## WORK TO COMPLETE
Where a line holds "反应迟钝", copy it.

___ RECORD LIST ___

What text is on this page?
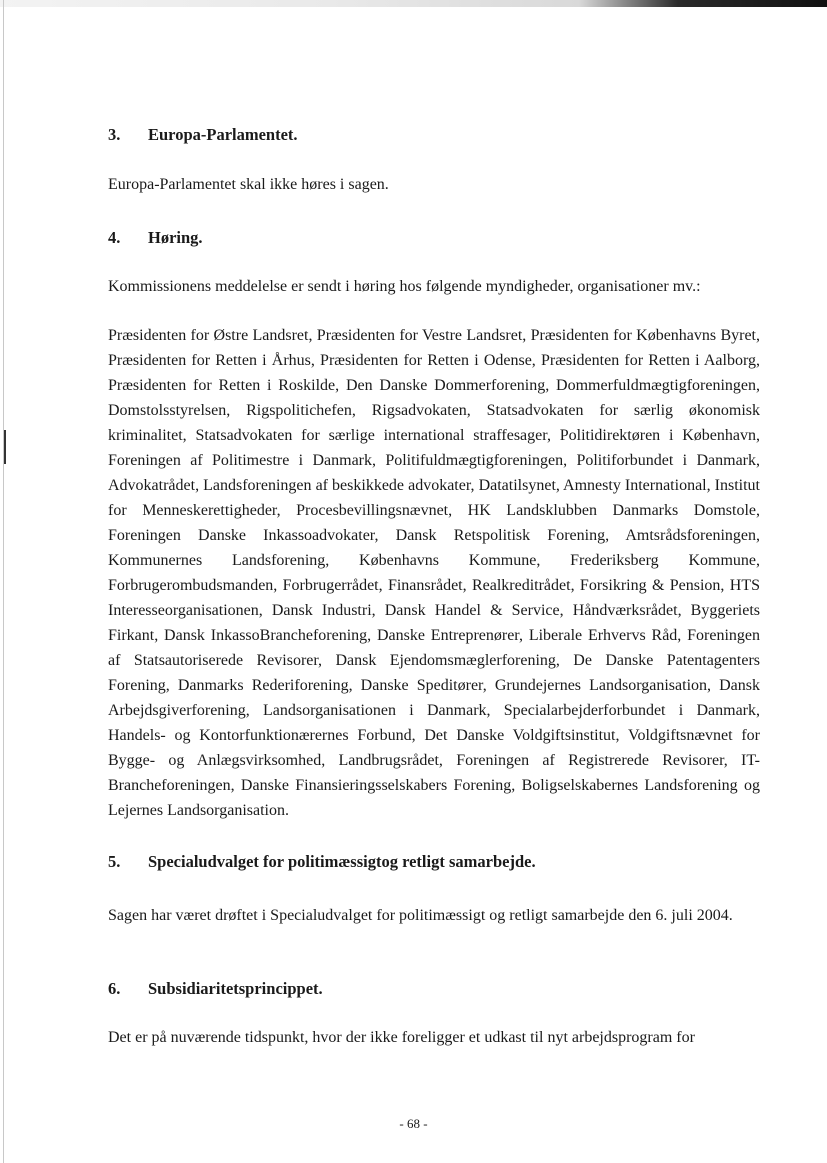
3. Europa-Parlamentet.
Europa-Parlamentet skal ikke høres i sagen.
4. Høring.
Kommissionens meddelelse er sendt i høring hos følgende myndigheder, organisationer mv.:
Præsidenten for Østre Landsret, Præsidenten for Vestre Landsret, Præsidenten for Københavns Byret, Præsidenten for Retten i Århus, Præsidenten for Retten i Odense, Præsidenten for Retten i Aalborg, Præsidenten for Retten i Roskilde, Den Danske Dommerforening, Dommerfuldmægtigforeningen, Domstolsstyrelsen, Rigspolitichefen, Rigsadvokaten, Statsadvokaten for særlig økonomisk kriminalitet, Statsadvokaten for særlige international straffesager, Politidirektøren i København, Foreningen af Politimestre i Danmark, Politifuldmægtigforeningen, Politiforbundet i Danmark, Advokatrådet, Landsforeningen af beskikkede advokater, Datatilsynet, Amnesty International, Institut for Menneskerettigheder, Procesbevillingsnævnet, HK Landsklubben Danmarks Domstole, Foreningen Danske Inkassoadvokater, Dansk Retspolitisk Forening, Amtsrådsforeningen, Kommunernes Landsforening, Københavns Kommune, Frederiksberg Kommune, Forbrugerombudsmanden, Forbrugerrådet, Finansrådet, Realkreditrådet, Forsikring & Pension, HTS Interesseorganisationen, Dansk Industri, Dansk Handel & Service, Håndværksrådet, Byggeriets Firkant, Dansk InkassoBrancheforening, Danske Entreprenører, Liberale Erhvervs Råd, Foreningen af Statsautoriserede Revisorer, Dansk Ejendomsmæglerforening, De Danske Patentagenters Forening, Danmarks Rederiforening, Danske Speditører, Grundejernes Landsorganisation, Dansk Arbejdsgiverforening, Landsorganisationen i Danmark, Specialarbejderforbundet i Danmark, Handels- og Kontorfunktionærernes Forbund, Det Danske Voldgiftsinstitut, Voldgiftsnævnet for Bygge- og Anlægsvirksomhed, Landbrugsrådet, Foreningen af Registrerede Revisorer, IT-Brancheforeningen, Danske Finansieringsselskabers Forening, Boligselskabernes Landsforening og Lejernes Landsorganisation.
5. Specialudvalget for politimæssigtog retligt samarbejde.
Sagen har været drøftet i Specialudvalget for politimæssigt og retligt samarbejde den 6. juli 2004.
6. Subsidiaritetsprincippet.
Det er på nuværende tidspunkt, hvor der ikke foreligger et udkast til nyt arbejdsprogram for
- 68 -
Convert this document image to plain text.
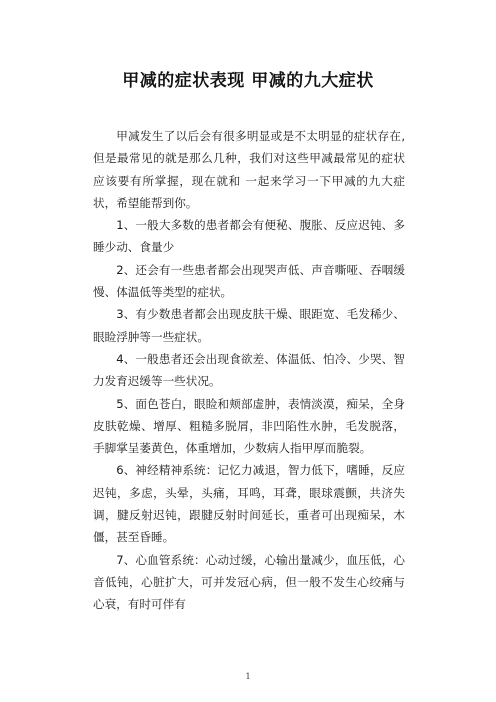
甲减的症状表现 甲减的九大症状

甲减发生了以后会有很多明显或是不太明显的症状存在,但是最常见的就是那么几种，我们对这些甲减最常见的症状应该要有所掌握，现在就和 一起来学习一下甲减的九大症状，希望能帮到你。

1、一般大多数的患者都会有便秘、腹胀、反应迟钝、多睡少动、食量少

2、还会有一些患者都会出现哭声低、声音嘶哑、吞咽缓慢、体温低等类型的症状。

3、有少数患者都会出现皮肤干燥、眼距宽、毛发稀少、眼睑浮肿等一些症状。

4、一般患者还会出现食欲差、体温低、怕冷、少哭、智力发育迟缓等一些状况。

5、面色苍白，眼睑和颊部虚肿，表情淡漠，痴呆，全身皮肤乾燥、增厚、粗糙多脱屑，非凹陷性水肿，毛发脱落，手脚掌呈萎黄色，体重增加，少数病人指甲厚而脆裂。

6、神经精神系统：记忆力减退，智力低下，嗜睡，反应迟钝，多虑，头晕，头痛，耳鸣，耳聋，眼球震颤，共济失调，腱反射迟钝，跟腱反射时间延长，重者可出现痴呆，木僵，甚至昏睡。

7、心血管系统：心动过缓，心输出量减少，血压低，心音低钝，心脏扩大，可并发冠心病，但一般不发生心绞痛与心衰，有时可伴有

1
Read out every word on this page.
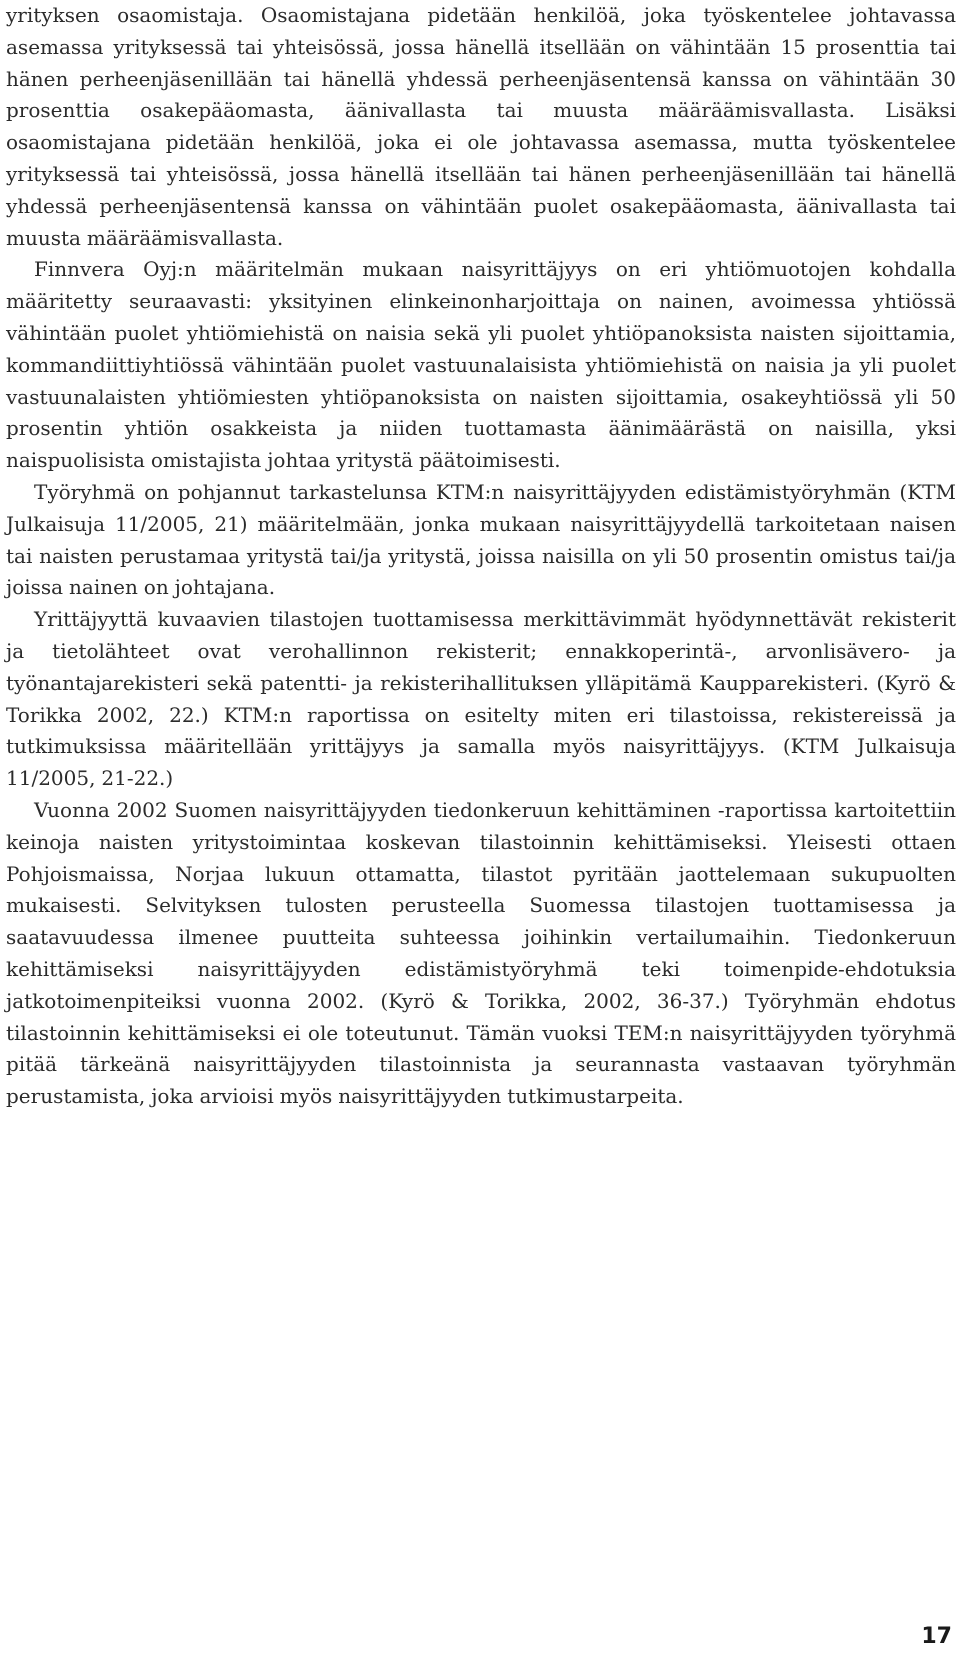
yrityksen osaomistaja. Osaomistajana pidetään henkilöä, joka työskentelee johtavassa asemassa yrityksessä tai yhteisössä, jossa hänellä itsellään on vähintään 15 prosenttia tai hänen perheenjäsenillään tai hänellä yhdessä perheenjäsentensä kanssa on vähintään 30 prosenttia osakepääomasta, äänivallasta tai muusta määräämisvallasta. Lisäksi osaomistajana pidetään henkilöä, joka ei ole johtavassa asemassa, mutta työskentelee yrityksessä tai yhteisössä, jossa hänellä itsellään tai hänen perheenjäsenillään tai hänellä yhdessä perheenjäsentensä kanssa on vähintään puolet osakepääomasta, äänivallasta tai muusta määräämisvallasta.

Finnvera Oyj:n määritelmän mukaan naisyrittäjyys on eri yhtiömuotojen kohdalla määritetty seuraavasti: yksityinen elinkeinonharjoittaja on nainen, avoimessa yhtiössä vähintään puolet yhtiömiehistä on naisia sekä yli puolet yhtiöpanoksista naisten sijoittamia, kommandiittiyhtiössä vähintään puolet vastuunalaisista yhtiömiehistä on naisia ja yli puolet vastuunalaisten yhtiömiesten yhtiöpanoksista on naisten sijoittamia, osakeyhtiössä yli 50 prosentin yhtiön osakkeista ja niiden tuottamasta äänimäärästä on naisilla, yksi naispuolisista omistajista johtaa yritystä päätoimisesti.

Työryhmä on pohjannut tarkastelunsa KTM:n naisyrittäjyyden edistämistyöryhmän (KTM Julkaisuja 11/2005, 21) määritelmään, jonka mukaan naisyrittäjyydellä tarkoitetaan naisen tai naisten perustamaa yritystä tai/ja yritystä, joissa naisilla on yli 50 prosentin omistus tai/ja joissa nainen on johtajana.

Yrittäjyyttä kuvaavien tilastojen tuottamisessa merkittävimmät hyödynnettävät rekisterit ja tietolähteet ovat verohallinnon rekisterit; ennakkoperintä-, arvonlisävero- ja työnantajarekisteri sekä patentti- ja rekisterihallituksen ylläpitämä Kaupparekisteri. (Kyrö & Torikka 2002, 22.) KTM:n raportissa on esitelty miten eri tilastoissa, rekistereissä ja tutkimuksissa määritellään yrittäjyys ja samalla myös naisyrittäjyys. (KTM Julkaisuja 11/2005, 21-22.)

Vuonna 2002 Suomen naisyrittäjyyden tiedonkeruun kehittäminen -raportissa kartoitettiin keinoja naisten yritystoimintaa koskevan tilastoinnin kehittämiseksi. Yleisesti ottaen Pohjoismaissa, Norjaa lukuun ottamatta, tilastot pyritään jaottelemaan sukupuolten mukaisesti. Selvityksen tulosten perusteella Suomessa tilastojen tuottamisessa ja saatavuudessa ilmenee puutteita suhteessa joihinkin vertailumaihin. Tiedonkeruun kehittämiseksi naisyrittäjyyden edistämistyöryhmä teki toimenpide-ehdotuksia jatkotoimenpiteiksi vuonna 2002. (Kyrö & Torikka, 2002, 36-37.) Työryhmän ehdotus tilastoinnin kehittämiseksi ei ole toteutunut. Tämän vuoksi TEM:n naisyrittäjyyden työryhmä pitää tärkeänä naisyrittäjyyden tilastoinnista ja seurannasta vastaavan työryhmän perustamista, joka arvioisi myös naisyrittäjyyden tutkimustarpeita.

17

___

## RESULT OF THIS EXERCISE
1、一般大多数的患者都会有便秘、腹胀、反应迟钝、多睡少动、食量少
6、神经精神系统：记忆力减退，智力低下，嗜睡，反应迟钝，多虑，头晕，头痛，耳鸣，耳聋，眼球震颤，共济失调，腱反射迟钝，跟腱反射时间延长，重者可出现痴呆，木僵，甚至昏睡。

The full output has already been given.